### Required work
Write the listing below out again exactly, dropping the images.

### Material provided
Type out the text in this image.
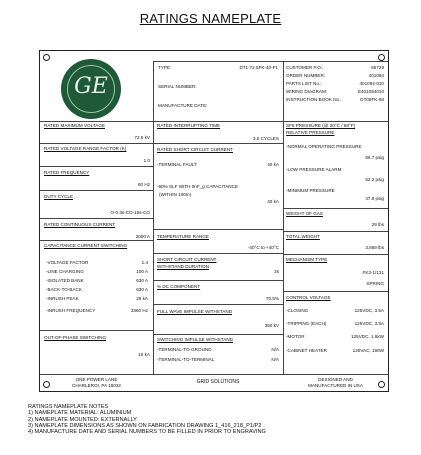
RATINGS NAMEPLATE
GE
TYPE:	DT1-72.5FK-40-F1
SERIAL NUMBER:
MANUFACTURE DATE:
CUSTOMER P.O.:	65729
ORDER NUMBER:	401094
PARTS LIST No.:	401094-010
WIRING DIAGRAM:	E401094010
INSTRUCTION BOOK No.:	DT09FK-IM
RATED MAXIMUM VOLTAGE
72.5 kV
RATED VOLTAGE RANGE FACTOR (K)
1.0
RATED FREQUENCY
60 Hz
DUTY CYCLE
O-0.3s-CO-15s-CO
RATED CONTINUOUS CURRENT
2000 A
CAPACITANCE CURRENT SWITCHING
-VOLTAGE FACTOR	1.4
-LINE CHARGING	100 A
-ISOLATED BANK	630 A
-BACK-TO-BACK	630 A
-INRUSH PEAK	25 kA
-INRUSH FREQUENCY	3360 Hz
OUT-OF-PHASE SWITCHING
10 kA
RATED INTERRUPTING TIME
3.0 CYCLES
RATED SHORT CIRCUIT CURRENT
-TERMINAL FAULT	40 kA
-90% SLF WITH 0nF_g CAPACITANCE
(WITHIN 100m)
40 kA
TEMPERATURE RANGE
-40°C to +40°C
SHORT CIRCUIT CURRENT
WITHSTAND DURATION
3s
% DC COMPONENT
70.5%
FULL WAVE IMPULSE WITHSTAND
350 kV
SWITCHING IMPULSE WITHSTAND
-TERMINAL-TO-GROUND	N/A
-TERMINAL-TO-TERMINAL	N/A
SF6 PRESSURE (@ 20°C / 68°F)
RELATIVE PRESSURE
-NORMAL OPERATING PRESSURE
66.7 psig
-LOW PRESSURE ALARM
52.2 psig
-MINIMUM PRESSURE
47.9 psig
WEIGHT OF GAS
29 lbs
TOTAL WEIGHT
3,869 lbs
MECHANISM TYPE
FK3-1/131
SPRING
CONTROL VOLTAGE
-CLOSING	125VDC, 3.5A
-TRIPPING (EACH)	125VDC, 3.5A
-MOTOR	125VDC, 1.6kW
-CABINET HEATER	120VAC, 190W
ONE POWER LANE
CHARLEROI, PA 15022
GRID SOLUTIONS	DESIGNED AND
MANUFACTURED IN USA
RATINGS NAMEPLATE NOTES
1) NAMEPLATE MATERIAL: ALUMINIUM
2) NAMEPLATE MOUNTED: EXTERNALLY
3) NAMEPLATE DIMENSIONS AS SHOWN ON FABRICATION DRAWING 1_416_218_P1/P2
4) MANUFACTURE DATE AND SERIAL NUMBERS TO BE FILLED IN PRIOR TO ENGRAVING
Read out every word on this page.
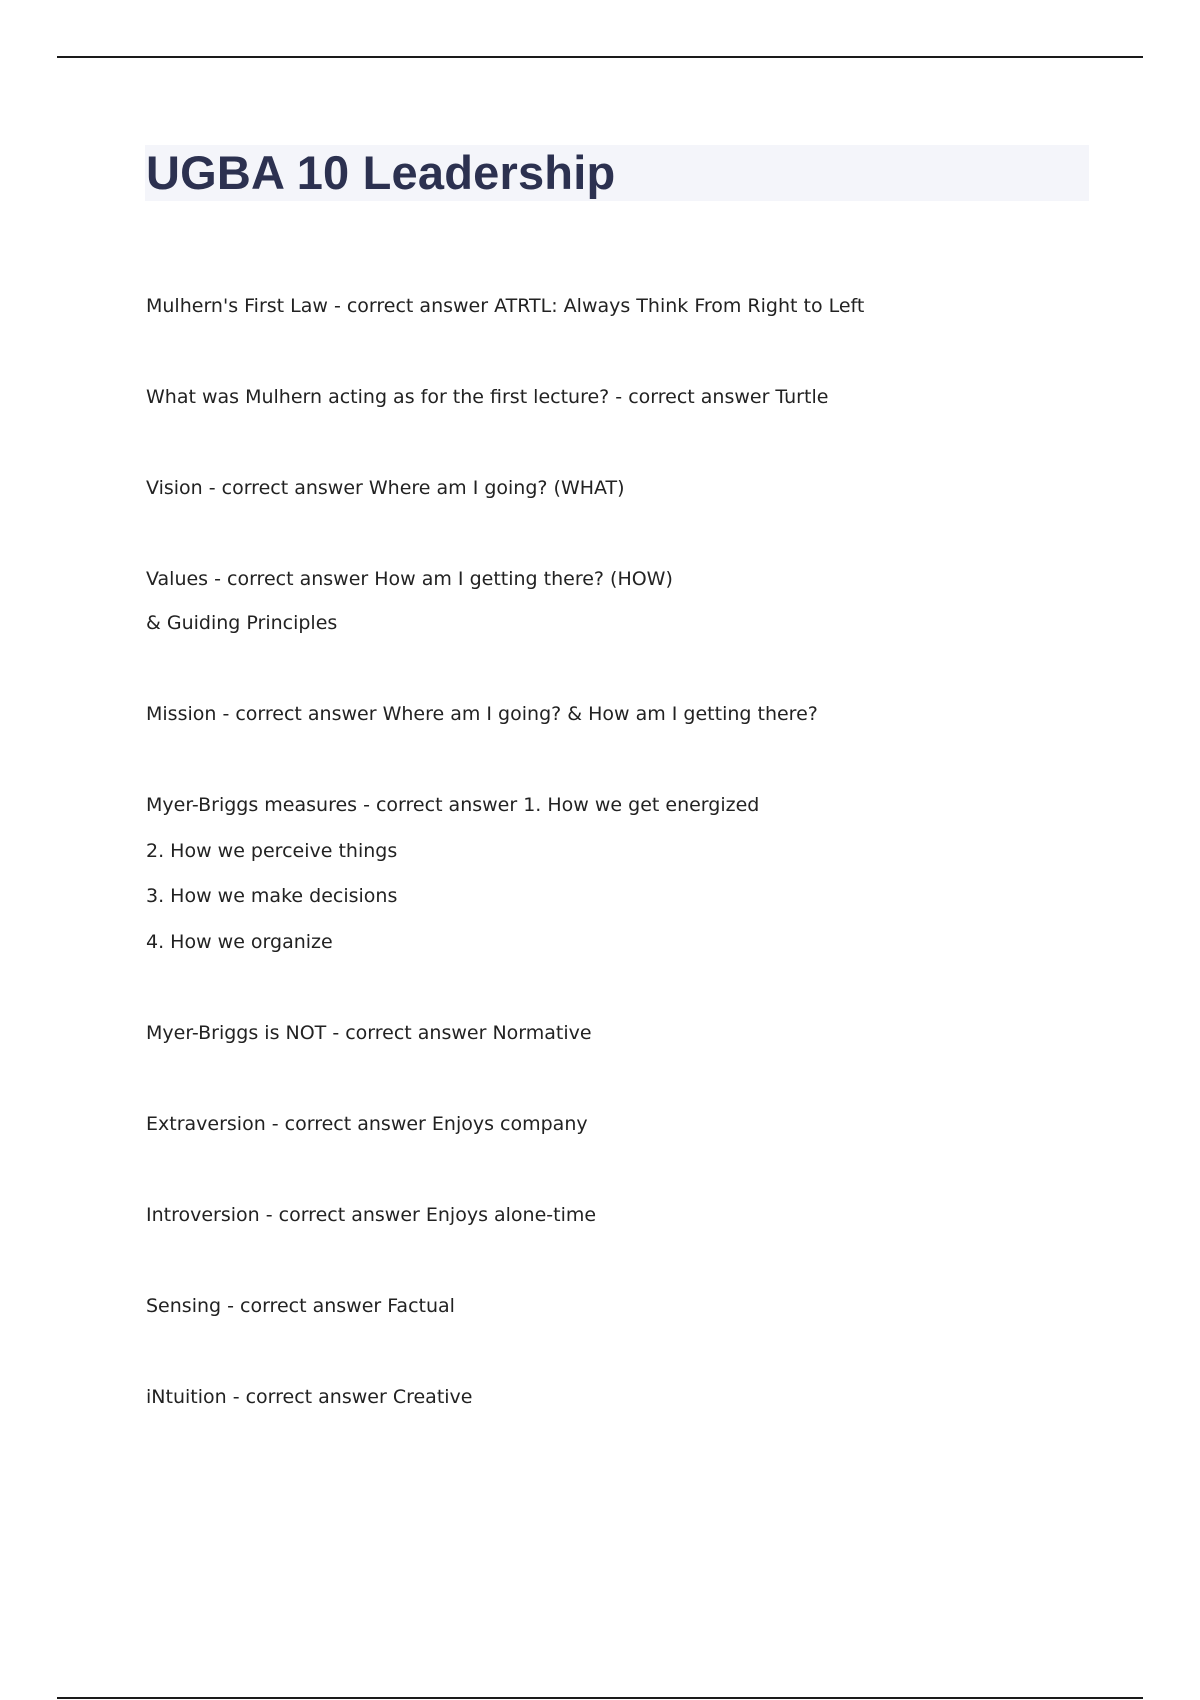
UGBA 10 Leadership
Mulhern's First Law - correct answer ATRTL: Always Think From Right to Left
What was Mulhern acting as for the first lecture? - correct answer Turtle
Vision - correct answer Where am I going? (WHAT)
Values - correct answer How am I getting there? (HOW)
& Guiding Principles
Mission - correct answer Where am I going? & How am I getting there?
Myer-Briggs measures - correct answer 1. How we get energized
2. How we perceive things
3. How we make decisions
4. How we organize
Myer-Briggs is NOT - correct answer Normative
Extraversion - correct answer Enjoys company
Introversion - correct answer Enjoys alone-time
Sensing - correct answer Factual
iNtuition - correct answer Creative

### Task answer
Type out the text in this image.
RATINGS NAMEPLATE
GE
TYPE:	DT1-72.5FK-40-F1
SERIAL NUMBER:
MANUFACTURE DATE:
CUSTOMER P.O.:	65729
ORDER NUMBER:	401094
PARTS LIST No.:	401094-010
WIRING DIAGRAM:	E401094010
INSTRUCTION BOOK No.:	DT09FK-IM
RATED MAXIMUM VOLTAGE
72.5 kV
RATED VOLTAGE RANGE FACTOR (K)
1.0
RATED FREQUENCY
60 Hz
DUTY CYCLE
O-0.3s-CO-15s-CO
RATED CONTINUOUS CURRENT
2000 A
CAPACITANCE CURRENT SWITCHING
-VOLTAGE FACTOR	1.4
-LINE CHARGING	100 A
-ISOLATED BANK	630 A
-BACK-TO-BACK	630 A
-INRUSH PEAK	25 kA
-INRUSH FREQUENCY	3360 Hz
OUT-OF-PHASE SWITCHING
10 kA
RATED INTERRUPTING TIME
3.0 CYCLES
RATED SHORT CIRCUIT CURRENT
-TERMINAL FAULT	40 kA
-90% SLF WITH 0nF_g CAPACITANCE
(WITHIN 100m)
40 kA
TEMPERATURE RANGE
-40°C to +40°C
SHORT CIRCUIT CURRENT
WITHSTAND DURATION
3s
% DC COMPONENT
70.5%
FULL WAVE IMPULSE WITHSTAND
350 kV
SWITCHING IMPULSE WITHSTAND
-TERMINAL-TO-GROUND	N/A
-TERMINAL-TO-TERMINAL	N/A
SF6 PRESSURE (@ 20°C / 68°F)
RELATIVE PRESSURE
-NORMAL OPERATING PRESSURE
66.7 psig
-LOW PRESSURE ALARM
52.2 psig
-MINIMUM PRESSURE
47.9 psig
WEIGHT OF GAS
29 lbs
TOTAL WEIGHT
3,869 lbs
MECHANISM TYPE
FK3-1/131
SPRING
CONTROL VOLTAGE
-CLOSING	125VDC, 3.5A
-TRIPPING (EACH)	125VDC, 3.5A
-MOTOR	125VDC, 1.6kW
-CABINET HEATER	120VAC, 190W
ONE POWER LANE
CHARLEROI, PA 15022
GRID SOLUTIONS	DESIGNED AND
MANUFACTURED IN USA
RATINGS NAMEPLATE NOTES
1) NAMEPLATE MATERIAL: ALUMINIUM
2) NAMEPLATE MOUNTED: EXTERNALLY
3) NAMEPLATE DIMENSIONS AS SHOWN ON FABRICATION DRAWING 1_416_218_P1/P2
4) MANUFACTURE DATE AND SERIAL NUMBERS TO BE FILLED IN PRIOR TO ENGRAVING
Read out every word on this page.
UGBA 10 Leadership
Mulhern's First Law - correct answer ATRTL: Always Think From Right to Left
What was Mulhern acting as for the first lecture? - correct answer Turtle
Vision - correct answer Where am I going? (WHAT)
Values - correct answer How am I getting there? (HOW)
& Guiding Principles
Mission - correct answer Where am I going? & How am I getting there?
Myer-Briggs measures - correct answer 1. How we get energized
2. How we perceive things
3. How we make decisions
4. How we organize
Myer-Briggs is NOT - correct answer Normative
Extraversion - correct answer Enjoys company
Introversion - correct answer Enjoys alone-time
Sensing - correct answer Factual
iNtuition - correct answer Creative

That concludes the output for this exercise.